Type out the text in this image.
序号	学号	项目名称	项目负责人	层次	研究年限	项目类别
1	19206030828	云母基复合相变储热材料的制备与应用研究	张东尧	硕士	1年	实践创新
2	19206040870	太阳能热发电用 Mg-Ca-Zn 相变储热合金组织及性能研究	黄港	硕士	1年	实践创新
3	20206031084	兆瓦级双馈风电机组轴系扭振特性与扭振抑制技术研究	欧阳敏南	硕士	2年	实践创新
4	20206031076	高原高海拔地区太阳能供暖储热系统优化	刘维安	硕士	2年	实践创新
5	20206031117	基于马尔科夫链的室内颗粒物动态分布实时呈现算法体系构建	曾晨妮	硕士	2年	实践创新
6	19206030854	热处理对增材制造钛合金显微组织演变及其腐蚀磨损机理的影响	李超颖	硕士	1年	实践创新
★ ★ ★ ★ ★
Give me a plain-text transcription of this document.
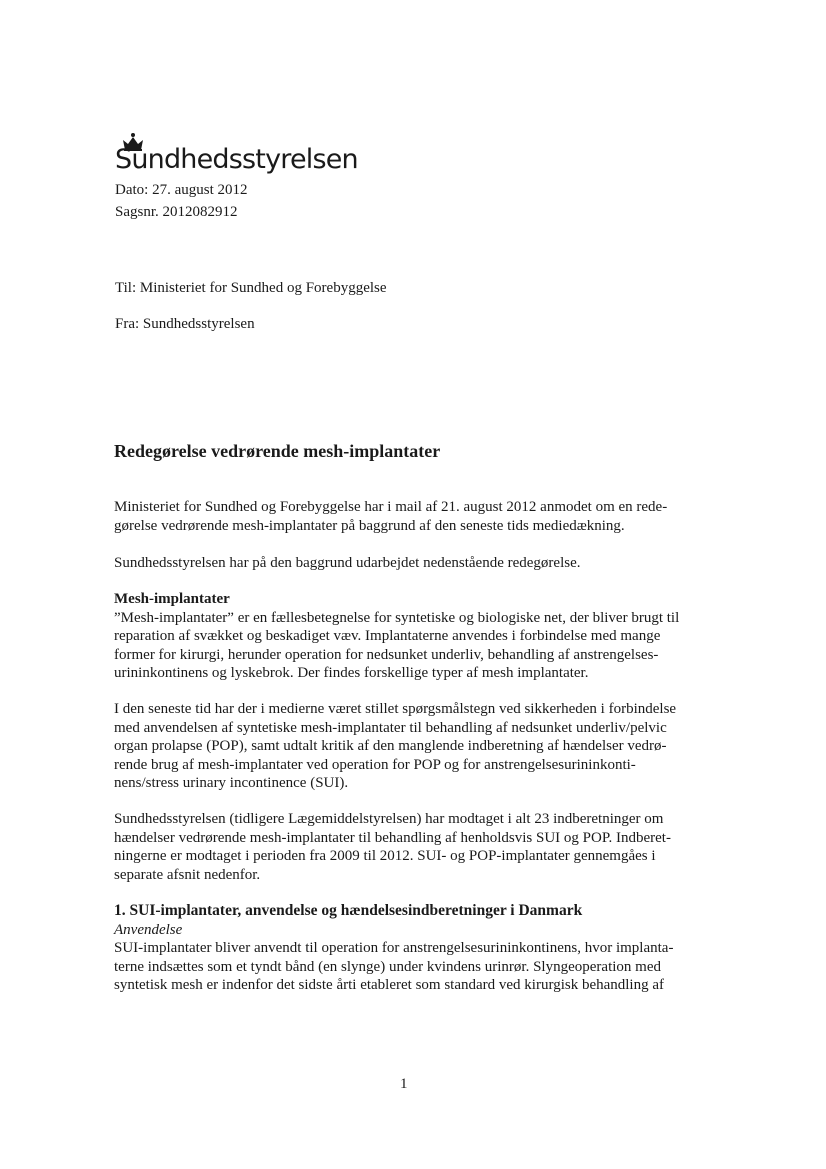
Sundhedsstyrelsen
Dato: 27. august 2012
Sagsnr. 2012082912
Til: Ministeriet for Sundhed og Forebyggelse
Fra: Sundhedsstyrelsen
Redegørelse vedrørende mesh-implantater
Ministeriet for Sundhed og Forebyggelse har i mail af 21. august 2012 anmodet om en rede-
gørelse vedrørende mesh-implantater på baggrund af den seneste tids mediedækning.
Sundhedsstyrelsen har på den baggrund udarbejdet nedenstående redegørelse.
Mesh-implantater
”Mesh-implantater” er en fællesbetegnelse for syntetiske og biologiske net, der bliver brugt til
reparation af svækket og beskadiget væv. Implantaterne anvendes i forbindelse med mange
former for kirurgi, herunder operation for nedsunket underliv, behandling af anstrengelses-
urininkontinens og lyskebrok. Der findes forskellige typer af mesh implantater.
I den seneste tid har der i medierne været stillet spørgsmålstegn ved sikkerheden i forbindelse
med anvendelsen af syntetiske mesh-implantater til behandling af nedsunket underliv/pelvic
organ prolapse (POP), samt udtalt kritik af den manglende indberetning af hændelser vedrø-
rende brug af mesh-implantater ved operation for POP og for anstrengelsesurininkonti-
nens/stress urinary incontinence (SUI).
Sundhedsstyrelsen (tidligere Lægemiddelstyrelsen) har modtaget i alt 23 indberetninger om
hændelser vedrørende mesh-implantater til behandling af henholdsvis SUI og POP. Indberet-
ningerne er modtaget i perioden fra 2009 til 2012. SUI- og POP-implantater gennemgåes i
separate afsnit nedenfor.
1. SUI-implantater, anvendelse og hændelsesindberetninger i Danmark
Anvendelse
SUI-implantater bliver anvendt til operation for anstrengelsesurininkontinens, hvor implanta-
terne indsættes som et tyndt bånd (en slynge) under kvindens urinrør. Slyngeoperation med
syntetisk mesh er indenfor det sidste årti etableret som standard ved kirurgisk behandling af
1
★ ★ ★ ★ ★
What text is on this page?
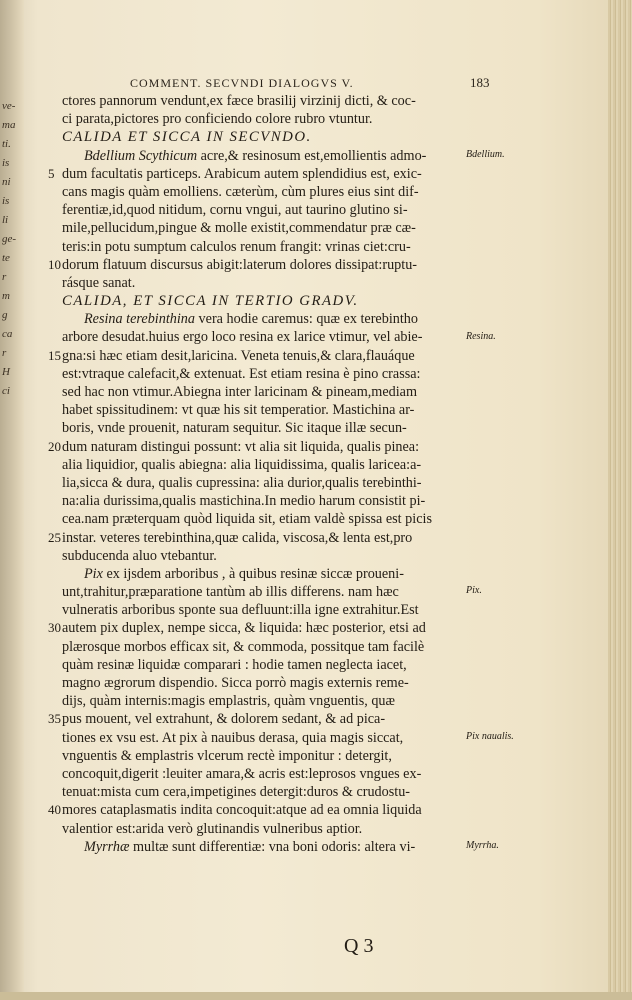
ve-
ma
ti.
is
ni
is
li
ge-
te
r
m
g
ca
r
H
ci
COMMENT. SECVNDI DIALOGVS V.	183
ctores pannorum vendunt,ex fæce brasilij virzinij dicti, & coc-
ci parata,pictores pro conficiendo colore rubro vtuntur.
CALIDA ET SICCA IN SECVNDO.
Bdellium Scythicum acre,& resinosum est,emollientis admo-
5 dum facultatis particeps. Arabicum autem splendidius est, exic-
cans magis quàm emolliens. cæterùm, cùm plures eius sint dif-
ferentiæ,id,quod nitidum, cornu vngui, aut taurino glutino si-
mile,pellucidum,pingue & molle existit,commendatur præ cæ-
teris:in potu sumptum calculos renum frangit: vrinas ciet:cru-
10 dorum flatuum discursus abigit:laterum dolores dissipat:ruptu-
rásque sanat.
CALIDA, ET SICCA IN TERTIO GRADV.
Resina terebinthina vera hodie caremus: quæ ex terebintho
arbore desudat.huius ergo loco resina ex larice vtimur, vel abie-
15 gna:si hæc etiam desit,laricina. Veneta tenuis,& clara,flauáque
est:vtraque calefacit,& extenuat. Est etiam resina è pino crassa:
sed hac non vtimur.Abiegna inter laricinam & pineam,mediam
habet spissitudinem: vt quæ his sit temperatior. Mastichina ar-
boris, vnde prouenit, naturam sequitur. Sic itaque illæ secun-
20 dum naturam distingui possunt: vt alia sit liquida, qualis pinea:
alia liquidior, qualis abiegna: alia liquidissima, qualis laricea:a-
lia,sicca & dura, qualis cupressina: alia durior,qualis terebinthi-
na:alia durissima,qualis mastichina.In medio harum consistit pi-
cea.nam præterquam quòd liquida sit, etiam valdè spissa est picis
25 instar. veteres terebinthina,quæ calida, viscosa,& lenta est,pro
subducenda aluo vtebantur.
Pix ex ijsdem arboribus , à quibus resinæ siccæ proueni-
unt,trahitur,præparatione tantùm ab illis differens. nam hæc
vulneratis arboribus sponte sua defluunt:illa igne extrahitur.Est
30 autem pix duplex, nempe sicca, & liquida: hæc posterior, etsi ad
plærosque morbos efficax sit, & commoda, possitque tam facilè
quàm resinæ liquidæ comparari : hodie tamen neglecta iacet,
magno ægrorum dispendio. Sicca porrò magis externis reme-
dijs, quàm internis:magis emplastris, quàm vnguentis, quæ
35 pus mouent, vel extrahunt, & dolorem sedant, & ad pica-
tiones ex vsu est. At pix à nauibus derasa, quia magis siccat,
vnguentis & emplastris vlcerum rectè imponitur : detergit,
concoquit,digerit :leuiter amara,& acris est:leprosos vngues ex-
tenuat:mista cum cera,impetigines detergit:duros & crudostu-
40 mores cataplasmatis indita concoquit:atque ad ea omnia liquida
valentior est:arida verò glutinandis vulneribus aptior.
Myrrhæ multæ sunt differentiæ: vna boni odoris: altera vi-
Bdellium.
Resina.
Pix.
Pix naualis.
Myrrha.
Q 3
★ ★ ★ ★ ★
Aim of the task: Check each line above for the word "resinæ" and copy the ones that have it.

Final answer:
Pix ex ijsdem arboribus , à quibus resinæ siccæ proueni-
quàm resinæ liquidæ comparari : hodie tamen neglecta iacet,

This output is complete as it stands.